Show all lines that include the string "likely"; copy each one.
▬▬▬▬▬▬▬▬▬▬
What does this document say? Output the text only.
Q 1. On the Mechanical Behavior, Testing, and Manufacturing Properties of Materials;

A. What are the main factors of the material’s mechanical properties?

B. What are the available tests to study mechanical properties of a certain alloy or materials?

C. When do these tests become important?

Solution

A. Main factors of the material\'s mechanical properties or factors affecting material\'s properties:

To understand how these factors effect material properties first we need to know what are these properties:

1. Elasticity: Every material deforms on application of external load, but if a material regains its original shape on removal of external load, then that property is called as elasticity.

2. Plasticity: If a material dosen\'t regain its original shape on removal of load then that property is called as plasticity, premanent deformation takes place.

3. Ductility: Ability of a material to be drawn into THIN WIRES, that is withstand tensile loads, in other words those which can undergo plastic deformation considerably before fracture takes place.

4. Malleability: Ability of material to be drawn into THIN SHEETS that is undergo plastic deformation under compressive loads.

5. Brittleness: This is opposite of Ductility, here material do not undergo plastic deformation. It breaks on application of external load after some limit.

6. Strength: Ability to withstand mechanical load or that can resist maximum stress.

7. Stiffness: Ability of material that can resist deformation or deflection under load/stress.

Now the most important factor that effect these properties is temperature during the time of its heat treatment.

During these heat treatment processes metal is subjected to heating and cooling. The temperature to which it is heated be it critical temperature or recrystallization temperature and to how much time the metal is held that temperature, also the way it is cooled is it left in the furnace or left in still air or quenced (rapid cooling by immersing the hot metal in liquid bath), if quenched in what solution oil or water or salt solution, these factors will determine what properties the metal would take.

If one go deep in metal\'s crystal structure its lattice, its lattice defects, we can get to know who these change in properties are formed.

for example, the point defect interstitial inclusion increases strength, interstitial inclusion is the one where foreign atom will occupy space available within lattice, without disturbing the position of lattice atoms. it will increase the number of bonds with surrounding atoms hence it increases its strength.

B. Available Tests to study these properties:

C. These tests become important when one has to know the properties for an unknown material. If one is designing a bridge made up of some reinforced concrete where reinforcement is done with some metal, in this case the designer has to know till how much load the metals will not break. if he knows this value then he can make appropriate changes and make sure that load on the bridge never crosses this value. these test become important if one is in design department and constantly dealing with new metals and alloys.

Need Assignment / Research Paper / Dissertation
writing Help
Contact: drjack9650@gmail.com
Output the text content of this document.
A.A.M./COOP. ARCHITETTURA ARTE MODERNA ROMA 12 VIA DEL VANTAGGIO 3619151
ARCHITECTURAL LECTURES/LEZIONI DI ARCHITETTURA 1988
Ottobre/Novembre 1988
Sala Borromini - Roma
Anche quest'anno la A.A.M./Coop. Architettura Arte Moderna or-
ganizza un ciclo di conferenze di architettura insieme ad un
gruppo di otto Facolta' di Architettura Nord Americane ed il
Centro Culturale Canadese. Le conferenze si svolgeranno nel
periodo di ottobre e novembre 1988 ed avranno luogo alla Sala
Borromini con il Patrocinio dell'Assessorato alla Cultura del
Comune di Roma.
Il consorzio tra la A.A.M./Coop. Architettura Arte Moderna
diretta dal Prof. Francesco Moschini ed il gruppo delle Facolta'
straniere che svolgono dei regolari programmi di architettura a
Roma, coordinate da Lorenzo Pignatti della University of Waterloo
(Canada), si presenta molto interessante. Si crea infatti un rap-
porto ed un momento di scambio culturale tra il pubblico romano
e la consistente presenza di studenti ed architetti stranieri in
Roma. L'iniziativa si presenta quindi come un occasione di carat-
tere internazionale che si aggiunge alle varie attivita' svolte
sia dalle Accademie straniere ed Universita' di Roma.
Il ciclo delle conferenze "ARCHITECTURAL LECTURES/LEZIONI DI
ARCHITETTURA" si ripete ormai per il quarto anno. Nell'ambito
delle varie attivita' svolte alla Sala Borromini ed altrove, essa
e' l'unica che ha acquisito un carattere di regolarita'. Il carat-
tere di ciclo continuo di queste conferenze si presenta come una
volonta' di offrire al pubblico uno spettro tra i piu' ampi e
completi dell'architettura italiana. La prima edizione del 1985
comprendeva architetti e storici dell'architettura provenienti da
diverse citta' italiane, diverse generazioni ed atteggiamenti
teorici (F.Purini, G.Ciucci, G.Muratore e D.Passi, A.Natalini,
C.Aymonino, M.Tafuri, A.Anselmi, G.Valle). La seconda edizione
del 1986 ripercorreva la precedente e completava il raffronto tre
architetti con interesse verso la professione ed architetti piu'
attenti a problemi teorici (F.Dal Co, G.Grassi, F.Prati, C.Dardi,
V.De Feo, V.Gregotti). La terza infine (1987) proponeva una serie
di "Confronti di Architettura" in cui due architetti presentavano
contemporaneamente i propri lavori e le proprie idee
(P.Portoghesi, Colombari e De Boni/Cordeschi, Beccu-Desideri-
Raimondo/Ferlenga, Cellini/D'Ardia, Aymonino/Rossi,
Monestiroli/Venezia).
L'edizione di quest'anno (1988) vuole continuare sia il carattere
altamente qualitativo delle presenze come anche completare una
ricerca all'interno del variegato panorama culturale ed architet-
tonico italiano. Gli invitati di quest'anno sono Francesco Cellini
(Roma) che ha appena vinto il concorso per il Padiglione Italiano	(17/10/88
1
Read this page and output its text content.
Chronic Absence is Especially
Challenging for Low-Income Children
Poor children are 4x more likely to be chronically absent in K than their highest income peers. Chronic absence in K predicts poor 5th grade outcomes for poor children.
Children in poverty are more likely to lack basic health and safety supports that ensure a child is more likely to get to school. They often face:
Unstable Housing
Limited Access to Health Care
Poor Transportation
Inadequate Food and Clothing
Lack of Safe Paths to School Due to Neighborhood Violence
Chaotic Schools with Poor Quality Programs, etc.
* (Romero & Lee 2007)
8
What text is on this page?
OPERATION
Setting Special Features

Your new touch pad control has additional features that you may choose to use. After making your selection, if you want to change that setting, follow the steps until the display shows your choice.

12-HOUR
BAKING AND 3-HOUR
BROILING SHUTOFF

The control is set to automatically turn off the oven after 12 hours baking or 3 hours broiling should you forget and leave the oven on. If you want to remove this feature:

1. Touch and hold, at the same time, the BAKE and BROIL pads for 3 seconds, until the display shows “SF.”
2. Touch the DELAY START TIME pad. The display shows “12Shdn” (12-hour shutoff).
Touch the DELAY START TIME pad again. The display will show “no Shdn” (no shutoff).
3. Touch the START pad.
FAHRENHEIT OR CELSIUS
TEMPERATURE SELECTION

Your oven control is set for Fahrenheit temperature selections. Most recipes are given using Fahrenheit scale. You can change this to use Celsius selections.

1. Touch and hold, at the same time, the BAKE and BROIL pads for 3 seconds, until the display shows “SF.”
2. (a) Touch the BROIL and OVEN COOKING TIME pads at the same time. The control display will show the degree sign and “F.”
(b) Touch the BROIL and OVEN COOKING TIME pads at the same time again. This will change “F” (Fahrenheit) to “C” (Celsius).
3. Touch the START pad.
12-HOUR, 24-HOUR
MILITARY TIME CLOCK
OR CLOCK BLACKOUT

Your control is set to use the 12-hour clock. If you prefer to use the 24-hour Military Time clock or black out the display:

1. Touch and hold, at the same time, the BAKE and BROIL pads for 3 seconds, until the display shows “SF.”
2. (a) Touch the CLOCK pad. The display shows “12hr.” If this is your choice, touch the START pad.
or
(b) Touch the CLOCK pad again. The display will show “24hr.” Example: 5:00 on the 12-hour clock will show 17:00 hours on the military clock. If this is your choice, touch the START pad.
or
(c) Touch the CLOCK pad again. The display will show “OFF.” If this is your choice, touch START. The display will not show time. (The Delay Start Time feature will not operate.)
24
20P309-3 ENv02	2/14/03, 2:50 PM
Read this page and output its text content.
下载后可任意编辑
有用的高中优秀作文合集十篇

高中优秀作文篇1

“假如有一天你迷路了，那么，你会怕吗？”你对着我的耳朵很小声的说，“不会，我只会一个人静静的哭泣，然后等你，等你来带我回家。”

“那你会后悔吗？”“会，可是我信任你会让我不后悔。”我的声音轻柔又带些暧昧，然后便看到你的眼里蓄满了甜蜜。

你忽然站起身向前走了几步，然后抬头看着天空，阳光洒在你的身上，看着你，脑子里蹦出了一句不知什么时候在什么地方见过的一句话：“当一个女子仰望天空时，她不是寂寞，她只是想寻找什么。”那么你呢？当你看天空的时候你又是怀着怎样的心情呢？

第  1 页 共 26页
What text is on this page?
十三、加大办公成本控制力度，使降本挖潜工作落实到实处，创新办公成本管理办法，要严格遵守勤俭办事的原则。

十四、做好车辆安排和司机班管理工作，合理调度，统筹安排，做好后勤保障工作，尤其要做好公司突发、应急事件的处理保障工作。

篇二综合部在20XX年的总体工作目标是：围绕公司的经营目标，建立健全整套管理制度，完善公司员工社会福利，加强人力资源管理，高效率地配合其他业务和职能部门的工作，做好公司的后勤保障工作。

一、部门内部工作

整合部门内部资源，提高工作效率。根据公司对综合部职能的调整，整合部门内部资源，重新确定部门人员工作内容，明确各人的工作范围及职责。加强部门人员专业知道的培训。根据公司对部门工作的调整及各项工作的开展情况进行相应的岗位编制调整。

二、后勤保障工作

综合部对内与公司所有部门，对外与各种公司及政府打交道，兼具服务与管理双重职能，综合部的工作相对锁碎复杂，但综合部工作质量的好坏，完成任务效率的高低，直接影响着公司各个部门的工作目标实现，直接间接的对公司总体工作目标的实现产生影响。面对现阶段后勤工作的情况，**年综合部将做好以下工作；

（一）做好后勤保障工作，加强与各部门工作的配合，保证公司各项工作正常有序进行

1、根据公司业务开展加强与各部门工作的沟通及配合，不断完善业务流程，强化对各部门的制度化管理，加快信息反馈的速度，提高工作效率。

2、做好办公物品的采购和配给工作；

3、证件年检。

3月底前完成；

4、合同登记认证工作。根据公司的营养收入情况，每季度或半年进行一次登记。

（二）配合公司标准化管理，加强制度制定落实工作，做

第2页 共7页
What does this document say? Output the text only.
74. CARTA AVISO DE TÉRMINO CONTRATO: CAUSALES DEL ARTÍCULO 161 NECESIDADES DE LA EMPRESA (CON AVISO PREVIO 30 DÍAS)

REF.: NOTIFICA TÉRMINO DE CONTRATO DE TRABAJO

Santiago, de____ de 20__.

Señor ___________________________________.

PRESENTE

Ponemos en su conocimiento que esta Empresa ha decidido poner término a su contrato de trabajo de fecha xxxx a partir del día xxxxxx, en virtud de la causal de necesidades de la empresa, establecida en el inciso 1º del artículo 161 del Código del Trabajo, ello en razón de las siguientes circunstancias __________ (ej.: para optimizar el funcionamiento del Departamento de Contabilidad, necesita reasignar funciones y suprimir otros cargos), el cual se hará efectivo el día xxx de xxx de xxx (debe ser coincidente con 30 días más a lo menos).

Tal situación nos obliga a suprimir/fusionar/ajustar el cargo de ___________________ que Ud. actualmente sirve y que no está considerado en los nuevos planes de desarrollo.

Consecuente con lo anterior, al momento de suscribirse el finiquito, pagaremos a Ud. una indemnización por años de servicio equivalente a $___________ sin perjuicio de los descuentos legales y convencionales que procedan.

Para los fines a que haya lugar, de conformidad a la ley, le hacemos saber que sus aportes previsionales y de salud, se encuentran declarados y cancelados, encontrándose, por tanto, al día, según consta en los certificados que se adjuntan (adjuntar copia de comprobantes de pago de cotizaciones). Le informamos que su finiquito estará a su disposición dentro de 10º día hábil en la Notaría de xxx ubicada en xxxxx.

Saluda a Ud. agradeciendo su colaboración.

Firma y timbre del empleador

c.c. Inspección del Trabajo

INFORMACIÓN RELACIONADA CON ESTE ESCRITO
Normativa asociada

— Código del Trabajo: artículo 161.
▬▬▬▬▬▬▬▬▬▬
Correct result
Poor children are 4x more likely to be chronically absent in K than their highest income peers. Chronic absence in K predicts poor 5th grade outcomes for poor children.
Children in poverty are more likely to lack basic health and safety supports that ensure a child is more likely to get to school. They often face:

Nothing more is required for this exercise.